Goal -> Copy the listing below line for line, leaving every character unchanged.

[START Input]

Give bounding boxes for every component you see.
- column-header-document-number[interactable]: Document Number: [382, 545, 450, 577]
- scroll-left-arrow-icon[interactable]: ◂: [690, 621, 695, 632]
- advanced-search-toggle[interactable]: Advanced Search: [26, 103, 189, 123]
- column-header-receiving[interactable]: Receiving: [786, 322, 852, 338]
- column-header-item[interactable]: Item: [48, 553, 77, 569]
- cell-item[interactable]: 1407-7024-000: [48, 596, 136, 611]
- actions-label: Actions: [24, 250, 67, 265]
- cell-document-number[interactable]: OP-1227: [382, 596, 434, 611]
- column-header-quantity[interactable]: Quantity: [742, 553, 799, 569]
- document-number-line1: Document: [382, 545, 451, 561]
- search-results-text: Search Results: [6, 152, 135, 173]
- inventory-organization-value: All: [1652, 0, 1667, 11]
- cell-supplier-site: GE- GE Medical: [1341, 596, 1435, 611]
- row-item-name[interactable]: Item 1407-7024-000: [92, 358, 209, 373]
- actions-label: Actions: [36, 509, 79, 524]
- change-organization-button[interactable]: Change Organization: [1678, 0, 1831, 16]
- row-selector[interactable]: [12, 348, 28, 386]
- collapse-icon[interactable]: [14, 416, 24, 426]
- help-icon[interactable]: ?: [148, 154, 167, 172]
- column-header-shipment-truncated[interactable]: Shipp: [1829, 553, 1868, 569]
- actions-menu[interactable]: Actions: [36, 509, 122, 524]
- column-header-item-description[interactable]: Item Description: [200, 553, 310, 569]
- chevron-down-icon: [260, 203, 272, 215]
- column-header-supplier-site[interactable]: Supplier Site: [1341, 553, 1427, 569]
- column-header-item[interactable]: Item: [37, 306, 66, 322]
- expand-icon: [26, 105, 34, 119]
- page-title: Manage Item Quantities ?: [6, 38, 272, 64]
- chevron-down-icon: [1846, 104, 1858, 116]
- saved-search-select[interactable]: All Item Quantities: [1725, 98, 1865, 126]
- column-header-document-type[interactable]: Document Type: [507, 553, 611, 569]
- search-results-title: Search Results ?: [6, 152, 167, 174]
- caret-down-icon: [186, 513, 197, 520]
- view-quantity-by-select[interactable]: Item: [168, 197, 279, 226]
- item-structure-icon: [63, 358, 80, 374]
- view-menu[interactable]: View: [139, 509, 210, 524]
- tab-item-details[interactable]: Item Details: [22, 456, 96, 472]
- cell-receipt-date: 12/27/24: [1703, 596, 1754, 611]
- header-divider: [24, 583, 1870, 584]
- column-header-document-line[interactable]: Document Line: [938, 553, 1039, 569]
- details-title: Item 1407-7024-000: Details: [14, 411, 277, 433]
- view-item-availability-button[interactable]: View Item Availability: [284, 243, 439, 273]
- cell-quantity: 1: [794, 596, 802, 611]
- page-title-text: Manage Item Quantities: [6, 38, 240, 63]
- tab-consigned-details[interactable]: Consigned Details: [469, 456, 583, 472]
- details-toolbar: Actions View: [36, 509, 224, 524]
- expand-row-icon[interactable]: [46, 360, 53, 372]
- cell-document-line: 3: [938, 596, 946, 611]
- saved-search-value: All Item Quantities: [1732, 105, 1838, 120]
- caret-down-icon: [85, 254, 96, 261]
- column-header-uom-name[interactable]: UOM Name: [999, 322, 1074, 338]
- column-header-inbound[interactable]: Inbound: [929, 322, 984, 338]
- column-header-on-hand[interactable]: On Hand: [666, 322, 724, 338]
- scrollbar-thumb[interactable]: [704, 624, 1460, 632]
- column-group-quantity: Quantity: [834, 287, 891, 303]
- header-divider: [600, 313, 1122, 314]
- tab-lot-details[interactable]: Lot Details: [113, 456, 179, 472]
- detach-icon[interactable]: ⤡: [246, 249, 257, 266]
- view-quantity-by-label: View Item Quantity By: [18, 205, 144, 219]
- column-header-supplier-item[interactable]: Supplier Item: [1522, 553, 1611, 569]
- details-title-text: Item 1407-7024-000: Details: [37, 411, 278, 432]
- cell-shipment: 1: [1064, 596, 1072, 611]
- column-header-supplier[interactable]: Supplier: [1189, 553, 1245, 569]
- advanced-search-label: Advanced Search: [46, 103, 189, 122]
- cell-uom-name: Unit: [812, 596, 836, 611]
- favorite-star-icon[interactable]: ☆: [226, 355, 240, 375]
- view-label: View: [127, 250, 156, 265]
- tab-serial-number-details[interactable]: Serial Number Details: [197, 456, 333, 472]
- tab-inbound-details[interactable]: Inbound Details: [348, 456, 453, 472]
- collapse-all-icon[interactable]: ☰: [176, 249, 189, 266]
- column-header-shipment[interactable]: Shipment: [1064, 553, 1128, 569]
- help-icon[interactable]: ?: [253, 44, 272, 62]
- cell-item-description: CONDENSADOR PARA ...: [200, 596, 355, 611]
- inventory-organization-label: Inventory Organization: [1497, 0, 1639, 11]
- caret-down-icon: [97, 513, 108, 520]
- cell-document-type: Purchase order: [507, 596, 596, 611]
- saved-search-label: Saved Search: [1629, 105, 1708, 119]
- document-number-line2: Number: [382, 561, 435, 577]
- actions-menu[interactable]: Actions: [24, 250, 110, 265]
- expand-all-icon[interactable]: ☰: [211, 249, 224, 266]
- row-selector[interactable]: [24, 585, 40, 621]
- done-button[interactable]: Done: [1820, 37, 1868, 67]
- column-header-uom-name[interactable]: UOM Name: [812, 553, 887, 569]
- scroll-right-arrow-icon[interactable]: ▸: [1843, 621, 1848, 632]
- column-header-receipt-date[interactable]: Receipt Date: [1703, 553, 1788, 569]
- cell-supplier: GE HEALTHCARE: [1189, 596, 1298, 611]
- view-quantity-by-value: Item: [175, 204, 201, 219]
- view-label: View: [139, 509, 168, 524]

[END Input]

Answer to this problem ->
Give bounding boxes for every component you see.
- column-header-document-number[interactable]: Document Number: [382, 545, 450, 577]
- scroll-left-arrow-icon[interactable]: ◂: [690, 621, 695, 632]
- advanced-search-toggle[interactable]: Advanced Search: [26, 103, 189, 123]
- column-header-receiving[interactable]: Receiving: [786, 322, 852, 338]
- column-header-item[interactable]: Item: [48, 553, 77, 569]
- cell-item[interactable]: 1407-7024-000: [48, 596, 136, 611]
- actions-label: Actions: [24, 250, 67, 265]
- cell-document-number[interactable]: OP-1227: [382, 596, 434, 611]
- column-header-quantity[interactable]: Quantity: [742, 553, 799, 569]
- document-number-line1: Document: [382, 545, 451, 561]
- search-results-text: Search Results: [6, 152, 135, 173]
- inventory-organization-value: All: [1652, 0, 1667, 11]
- cell-supplier-site: GE- GE Medical: [1341, 596, 1435, 611]
- row-item-name[interactable]: Item 1407-7024-000: [92, 358, 209, 373]
- actions-label: Actions: [36, 509, 79, 524]
- change-organization-button[interactable]: Change Organization: [1678, 0, 1831, 16]
- row-selector[interactable]: [12, 348, 28, 386]
- collapse-icon[interactable]: [14, 416, 24, 426]
- help-icon[interactable]: ?: [148, 154, 167, 172]
- column-header-shipment-truncated[interactable]: Shipp: [1829, 553, 1868, 569]
- actions-menu[interactable]: Actions: [36, 509, 122, 524]
- column-header-item-description[interactable]: Item Description: [200, 553, 310, 569]
- chevron-down-icon: [260, 203, 272, 215]
- column-header-supplier-site[interactable]: Supplier Site: [1341, 553, 1427, 569]
- column-header-item[interactable]: Item: [37, 306, 66, 322]
- expand-icon: [26, 105, 34, 119]
- page-title: Manage Item Quantities ?: [6, 38, 272, 64]
- chevron-down-icon: [1846, 104, 1858, 116]
- saved-search-select[interactable]: All Item Quantities: [1725, 98, 1865, 126]
- column-header-document-type[interactable]: Document Type: [507, 553, 611, 569]
- search-results-title: Search Results ?: [6, 152, 167, 174]
- caret-down-icon: [186, 513, 197, 520]
- view-quantity-by-select[interactable]: Item: [168, 197, 279, 226]
- item-structure-icon: [63, 358, 80, 374]
- view-menu[interactable]: View: [139, 509, 210, 524]
- tab-item-details[interactable]: Item Details: [22, 456, 96, 472]
- cell-receipt-date: 12/27/24: [1703, 596, 1754, 611]
- header-divider: [24, 583, 1870, 584]
- column-header-document-line[interactable]: Document Line: [938, 553, 1039, 569]
- details-title: Item 1407-7024-000: Details: [14, 411, 277, 433]
- view-item-availability-button[interactable]: View Item Availability: [284, 243, 439, 273]
- cell-quantity: 1: [794, 596, 802, 611]
- page-title-text: Manage Item Quantities: [6, 38, 240, 63]
- tab-consigned-details[interactable]: Consigned Details: [469, 456, 583, 472]
- details-toolbar: Actions View: [36, 509, 224, 524]
- expand-row-icon[interactable]: [46, 360, 53, 372]
- cell-document-line: 3: [938, 596, 946, 611]
- saved-search-value: All Item Quantities: [1732, 105, 1838, 120]
- caret-down-icon: [85, 254, 96, 261]
- column-header-uom-name[interactable]: UOM Name: [999, 322, 1074, 338]
- column-header-inbound[interactable]: Inbound: [929, 322, 984, 338]
- column-header-on-hand[interactable]: On Hand: [666, 322, 724, 338]
- scrollbar-thumb[interactable]: [704, 624, 1460, 632]
- column-group-quantity: Quantity: [834, 287, 891, 303]
- header-divider: [600, 313, 1122, 314]
- tab-lot-details[interactable]: Lot Details: [113, 456, 179, 472]
- detach-icon[interactable]: ⤡: [246, 249, 257, 266]
- view-quantity-by-label: View Item Quantity By: [18, 205, 144, 219]
- column-header-supplier-item[interactable]: Supplier Item: [1522, 553, 1611, 569]
- details-title-text: Item 1407-7024-000: Details: [37, 411, 278, 432]
- cell-shipment: 1: [1064, 596, 1072, 611]
- column-header-supplier[interactable]: Supplier: [1189, 553, 1245, 569]
- advanced-search-label: Advanced Search: [46, 103, 189, 122]
- cell-uom-name: Unit: [812, 596, 836, 611]
- favorite-star-icon[interactable]: ☆: [226, 355, 240, 375]
- view-label: View: [127, 250, 156, 265]
- tab-serial-number-details[interactable]: Serial Number Details: [197, 456, 333, 472]
- tab-inbound-details[interactable]: Inbound Details: [348, 456, 453, 472]
- collapse-all-icon[interactable]: ☰: [176, 249, 189, 266]
- column-header-shipment[interactable]: Shipment: [1064, 553, 1128, 569]
- help-icon[interactable]: ?: [253, 44, 272, 62]
- cell-item-description: CONDENSADOR PARA ...: [200, 596, 355, 611]
- inventory-organization-label: Inventory Organization: [1497, 0, 1639, 11]
- caret-down-icon: [97, 513, 108, 520]
- cell-document-type: Purchase order: [507, 596, 596, 611]
- saved-search-label: Saved Search: [1629, 105, 1708, 119]
- document-number-line2: Number: [382, 561, 435, 577]
- actions-menu[interactable]: Actions: [24, 250, 110, 265]
- expand-all-icon[interactable]: ☰: [211, 249, 224, 266]
- row-selector[interactable]: [24, 585, 40, 621]
- done-button[interactable]: Done: [1820, 37, 1868, 67]
- column-header-uom-name[interactable]: UOM Name: [812, 553, 887, 569]
- scroll-right-arrow-icon[interactable]: ▸: [1843, 621, 1848, 632]
- column-header-receipt-date[interactable]: Receipt Date: [1703, 553, 1788, 569]
- cell-supplier: GE HEALTHCARE: [1189, 596, 1298, 611]
- view-quantity-by-value: Item: [175, 204, 201, 219]
- view-label: View: [139, 509, 168, 524]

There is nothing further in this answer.